> Short problem: Filter the lines below, copying only those with the string "体现了党中央领导狠抓党的工作作风的决心和自信".

[Collected data]
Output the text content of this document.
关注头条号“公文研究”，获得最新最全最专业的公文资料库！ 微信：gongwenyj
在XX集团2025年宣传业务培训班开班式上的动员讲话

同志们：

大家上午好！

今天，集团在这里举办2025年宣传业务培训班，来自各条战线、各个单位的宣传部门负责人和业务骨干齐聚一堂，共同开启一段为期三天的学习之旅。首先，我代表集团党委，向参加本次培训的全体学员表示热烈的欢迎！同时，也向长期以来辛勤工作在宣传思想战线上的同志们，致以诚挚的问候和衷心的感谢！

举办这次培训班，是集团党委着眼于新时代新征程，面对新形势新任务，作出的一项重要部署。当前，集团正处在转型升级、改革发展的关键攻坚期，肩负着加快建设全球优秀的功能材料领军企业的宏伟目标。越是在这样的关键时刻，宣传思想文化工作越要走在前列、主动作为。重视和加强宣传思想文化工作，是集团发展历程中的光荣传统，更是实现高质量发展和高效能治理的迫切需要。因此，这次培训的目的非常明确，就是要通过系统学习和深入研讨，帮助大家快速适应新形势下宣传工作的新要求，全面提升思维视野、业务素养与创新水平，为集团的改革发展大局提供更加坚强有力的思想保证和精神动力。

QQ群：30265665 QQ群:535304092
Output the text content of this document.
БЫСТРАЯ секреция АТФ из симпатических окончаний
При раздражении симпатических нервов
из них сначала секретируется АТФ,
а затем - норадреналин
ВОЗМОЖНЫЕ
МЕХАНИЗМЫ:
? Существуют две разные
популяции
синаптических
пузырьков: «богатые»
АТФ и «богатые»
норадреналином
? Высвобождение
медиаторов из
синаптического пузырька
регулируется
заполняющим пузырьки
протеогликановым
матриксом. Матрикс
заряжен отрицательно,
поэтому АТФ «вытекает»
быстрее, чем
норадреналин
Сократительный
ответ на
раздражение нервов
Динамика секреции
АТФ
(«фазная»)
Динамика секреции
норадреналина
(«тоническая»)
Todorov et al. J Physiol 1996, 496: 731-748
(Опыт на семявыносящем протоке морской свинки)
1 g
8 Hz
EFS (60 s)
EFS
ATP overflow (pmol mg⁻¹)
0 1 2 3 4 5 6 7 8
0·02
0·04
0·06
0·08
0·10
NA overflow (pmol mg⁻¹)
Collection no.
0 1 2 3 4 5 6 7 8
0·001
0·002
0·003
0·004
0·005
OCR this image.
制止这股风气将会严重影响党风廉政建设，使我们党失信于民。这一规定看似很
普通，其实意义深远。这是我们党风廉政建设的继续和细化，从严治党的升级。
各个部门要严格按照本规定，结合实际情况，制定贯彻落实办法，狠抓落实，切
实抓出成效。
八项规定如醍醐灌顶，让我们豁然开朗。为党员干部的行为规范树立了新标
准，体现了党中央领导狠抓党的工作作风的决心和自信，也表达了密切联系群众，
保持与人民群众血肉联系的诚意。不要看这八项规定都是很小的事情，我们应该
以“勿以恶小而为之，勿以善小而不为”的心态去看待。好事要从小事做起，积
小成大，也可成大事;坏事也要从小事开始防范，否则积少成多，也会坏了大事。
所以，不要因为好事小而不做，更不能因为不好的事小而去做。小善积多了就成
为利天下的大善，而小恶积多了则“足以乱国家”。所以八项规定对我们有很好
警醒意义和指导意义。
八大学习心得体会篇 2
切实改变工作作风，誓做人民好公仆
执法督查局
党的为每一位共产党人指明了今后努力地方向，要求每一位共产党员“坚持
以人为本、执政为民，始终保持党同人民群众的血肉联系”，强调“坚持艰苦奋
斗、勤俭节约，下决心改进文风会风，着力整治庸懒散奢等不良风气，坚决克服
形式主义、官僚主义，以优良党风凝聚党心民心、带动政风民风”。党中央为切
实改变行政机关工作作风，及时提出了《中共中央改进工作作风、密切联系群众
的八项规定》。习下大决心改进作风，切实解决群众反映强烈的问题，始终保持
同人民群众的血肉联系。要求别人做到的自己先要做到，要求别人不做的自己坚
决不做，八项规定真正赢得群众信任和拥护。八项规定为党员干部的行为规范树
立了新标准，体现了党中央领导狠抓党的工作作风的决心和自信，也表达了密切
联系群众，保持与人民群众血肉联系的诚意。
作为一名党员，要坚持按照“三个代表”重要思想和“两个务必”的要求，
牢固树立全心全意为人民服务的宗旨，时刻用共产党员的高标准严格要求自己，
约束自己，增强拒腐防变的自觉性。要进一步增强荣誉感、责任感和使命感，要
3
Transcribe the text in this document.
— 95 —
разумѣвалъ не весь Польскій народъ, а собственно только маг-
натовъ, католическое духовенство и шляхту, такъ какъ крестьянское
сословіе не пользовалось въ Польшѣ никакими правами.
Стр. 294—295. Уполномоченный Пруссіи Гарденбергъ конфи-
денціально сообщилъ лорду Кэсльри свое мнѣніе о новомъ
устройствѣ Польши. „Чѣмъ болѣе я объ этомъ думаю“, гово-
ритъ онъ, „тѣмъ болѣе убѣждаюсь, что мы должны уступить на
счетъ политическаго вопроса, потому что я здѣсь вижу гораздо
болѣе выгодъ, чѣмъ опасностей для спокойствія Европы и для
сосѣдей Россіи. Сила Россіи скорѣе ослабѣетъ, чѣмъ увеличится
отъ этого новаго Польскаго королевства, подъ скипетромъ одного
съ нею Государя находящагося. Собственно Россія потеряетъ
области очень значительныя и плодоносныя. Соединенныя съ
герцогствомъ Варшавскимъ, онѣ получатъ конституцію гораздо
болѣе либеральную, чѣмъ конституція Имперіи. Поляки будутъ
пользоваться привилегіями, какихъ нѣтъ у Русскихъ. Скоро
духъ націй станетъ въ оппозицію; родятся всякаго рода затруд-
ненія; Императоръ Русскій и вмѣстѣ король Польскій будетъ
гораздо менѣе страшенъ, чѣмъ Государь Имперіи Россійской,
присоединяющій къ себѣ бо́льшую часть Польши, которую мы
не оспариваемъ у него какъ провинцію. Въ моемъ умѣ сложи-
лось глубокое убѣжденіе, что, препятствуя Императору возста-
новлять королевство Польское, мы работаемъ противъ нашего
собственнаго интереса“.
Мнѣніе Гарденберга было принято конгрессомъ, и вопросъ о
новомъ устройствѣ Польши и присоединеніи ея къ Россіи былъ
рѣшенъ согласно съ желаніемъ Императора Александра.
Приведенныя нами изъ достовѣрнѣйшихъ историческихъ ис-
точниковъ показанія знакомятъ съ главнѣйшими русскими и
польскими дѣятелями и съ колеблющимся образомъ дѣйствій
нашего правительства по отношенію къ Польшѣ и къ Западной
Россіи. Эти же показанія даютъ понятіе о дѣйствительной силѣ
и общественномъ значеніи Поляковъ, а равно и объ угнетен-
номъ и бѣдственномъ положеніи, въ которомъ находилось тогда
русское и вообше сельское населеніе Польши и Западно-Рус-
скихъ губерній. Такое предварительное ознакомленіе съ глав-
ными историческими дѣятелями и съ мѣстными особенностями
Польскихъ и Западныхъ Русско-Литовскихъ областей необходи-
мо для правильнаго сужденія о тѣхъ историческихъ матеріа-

> The reply:
准，体现了党中央领导狠抓党的工作作风的决心和自信，也表达了密切联系群众，
立了新标准，体现了党中央领导狠抓党的工作作风的决心和自信，也表达了密切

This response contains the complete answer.